▶ **Work instructions**
Output, verbatim, the portion of the excerpt on logical matrices that begins at the words "Proposition 33. The" and stops after the words "matrices are reduced.".

▶ **Excerpt provided**

Proposition 33. The logics $\mathcal{PP}^{\rhd, \Rightarrow _{\textsf{H}}}_{\!\leq }$ and $\mathcal{PP}^{\Rightarrow _{\textsf{H}}}_{\!\leq }$ are determined by the class of matrices $\{ \langle \mathbf{PP_6^{\Rightarrow _{\textsf{H}}}},{{\uparrow }{\mathbf{f}}} \rangle, \langle \mathbf{PP_6^{\Rightarrow _{\textsf{H}}}},{{\uparrow }{\mathbf{b}}} \rangle, \langle \mathbf{PP_6^{\Rightarrow _{\textsf{H}}}},{{\uparrow }{\hat{\mathbf{t}}}} \rangle \}$ . Moreover, all the latter matrices are reduced.

Proof. Note that any matrix $\langle \mathbf{PP_6^{\Rightarrow _{\textsf{H}}}}, D \rangle$ with $D \neq \mathcal{V}_6$ is reduced, because $\mathbf{PP_6^{\Rightarrow _{\textsf{H}}}}$ is a simple algebra. Regarding $\mathcal{PP}^{\rhd, \Rightarrow _{\textsf{H}}}_{\!\leq }$ , we observe that two of the matrices appearing in Proposition 6 may be safely omitted. Obviously this holds for $\langle \mathbf{PP_6^{\Rightarrow _{\textsf{H}}}},{{\uparrow }{\hat{\mathbf{f}}}} \rangle$ , which defines a trivial logic. Note further that $\langle \mathbf{PP_6^{\Rightarrow _{\textsf{H}}}},{{\uparrow }{\mathbf{b}}} \rangle$ and $\langle \mathbf{PP_6^{\Rightarrow _{\textsf{H}}}},{{\uparrow }{\mathbf{n}}} \rangle$ are isomorphic, and thus determine the same logic; so one of them may also be omitted. Finally, note that the matrix with set of designated values ${\uparrow }{\mathbf{t}}$ is not considered as we only need to take prime filters into account. Thus only the matrices listed in the statement remain. Regarding $\mathcal{PP}^{\Rightarrow _{\textsf{H}}}_{\!\leq }$ , the result follows from the observation that $\mathcal{PP}^{\Rightarrow _{\textsf{H}}}_{\!\leq }$ is the companion of the order-preserving logics.

▶ **Record excerpts**
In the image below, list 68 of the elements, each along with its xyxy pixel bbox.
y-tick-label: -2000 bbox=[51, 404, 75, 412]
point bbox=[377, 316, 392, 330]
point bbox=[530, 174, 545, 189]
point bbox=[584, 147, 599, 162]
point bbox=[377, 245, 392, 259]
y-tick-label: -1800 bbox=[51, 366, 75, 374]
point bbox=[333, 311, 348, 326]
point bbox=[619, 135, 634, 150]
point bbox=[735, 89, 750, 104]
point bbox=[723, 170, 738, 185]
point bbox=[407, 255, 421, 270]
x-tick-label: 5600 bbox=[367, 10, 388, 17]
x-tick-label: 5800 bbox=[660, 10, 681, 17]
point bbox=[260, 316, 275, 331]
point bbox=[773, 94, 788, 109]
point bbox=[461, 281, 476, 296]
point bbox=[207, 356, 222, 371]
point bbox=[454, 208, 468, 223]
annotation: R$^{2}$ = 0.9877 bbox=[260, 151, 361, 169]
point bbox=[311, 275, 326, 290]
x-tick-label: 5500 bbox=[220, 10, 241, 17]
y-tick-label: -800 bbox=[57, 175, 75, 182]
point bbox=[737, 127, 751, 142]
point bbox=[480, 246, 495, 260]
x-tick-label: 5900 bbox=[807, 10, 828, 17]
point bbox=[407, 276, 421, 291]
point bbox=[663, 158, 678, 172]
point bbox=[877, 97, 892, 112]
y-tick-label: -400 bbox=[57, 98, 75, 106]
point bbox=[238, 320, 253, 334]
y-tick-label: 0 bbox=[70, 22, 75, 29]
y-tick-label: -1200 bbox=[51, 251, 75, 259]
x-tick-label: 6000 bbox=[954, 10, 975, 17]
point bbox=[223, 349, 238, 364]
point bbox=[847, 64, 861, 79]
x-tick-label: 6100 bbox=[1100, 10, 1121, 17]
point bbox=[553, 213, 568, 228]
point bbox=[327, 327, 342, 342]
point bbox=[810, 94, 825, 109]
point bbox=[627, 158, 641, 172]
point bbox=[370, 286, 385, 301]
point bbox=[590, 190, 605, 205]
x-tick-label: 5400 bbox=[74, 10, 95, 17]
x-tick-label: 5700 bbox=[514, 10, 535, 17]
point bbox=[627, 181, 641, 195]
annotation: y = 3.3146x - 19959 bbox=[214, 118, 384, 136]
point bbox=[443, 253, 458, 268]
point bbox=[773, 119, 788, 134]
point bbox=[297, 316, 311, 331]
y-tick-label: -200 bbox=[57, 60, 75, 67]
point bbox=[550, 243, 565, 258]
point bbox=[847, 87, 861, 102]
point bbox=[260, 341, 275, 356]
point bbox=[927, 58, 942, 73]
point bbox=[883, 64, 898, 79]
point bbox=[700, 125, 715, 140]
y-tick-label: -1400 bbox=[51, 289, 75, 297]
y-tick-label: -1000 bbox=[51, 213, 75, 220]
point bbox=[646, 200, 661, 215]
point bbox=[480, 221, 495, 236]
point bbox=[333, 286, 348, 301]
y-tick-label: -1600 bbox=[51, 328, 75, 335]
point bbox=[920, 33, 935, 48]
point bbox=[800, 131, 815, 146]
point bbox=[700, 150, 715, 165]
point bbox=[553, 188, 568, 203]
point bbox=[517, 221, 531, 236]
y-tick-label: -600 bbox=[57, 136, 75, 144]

▶ **Finished answer**
Proposition 33. The logics $\mathcal{PP}^{\rhd, \Rightarrow _{\textsf{H}}}_{\!\leq }$ and $\mathcal{PP}^{\Rightarrow _{\textsf{H}}}_{\!\leq }$ are determined by the class of matrices $\{ \langle \mathbf{PP_6^{\Rightarrow _{\textsf{H}}}},{{\uparrow }{\mathbf{f}}} \rangle, \langle \mathbf{PP_6^{\Rightarrow _{\textsf{H}}}},{{\uparrow }{\mathbf{b}}} \rangle, \langle \mathbf{PP_6^{\Rightarrow _{\textsf{H}}}},{{\uparrow }{\hat{\mathbf{t}}}} \rangle \}$ . Moreover, all the latter matrices are reduced.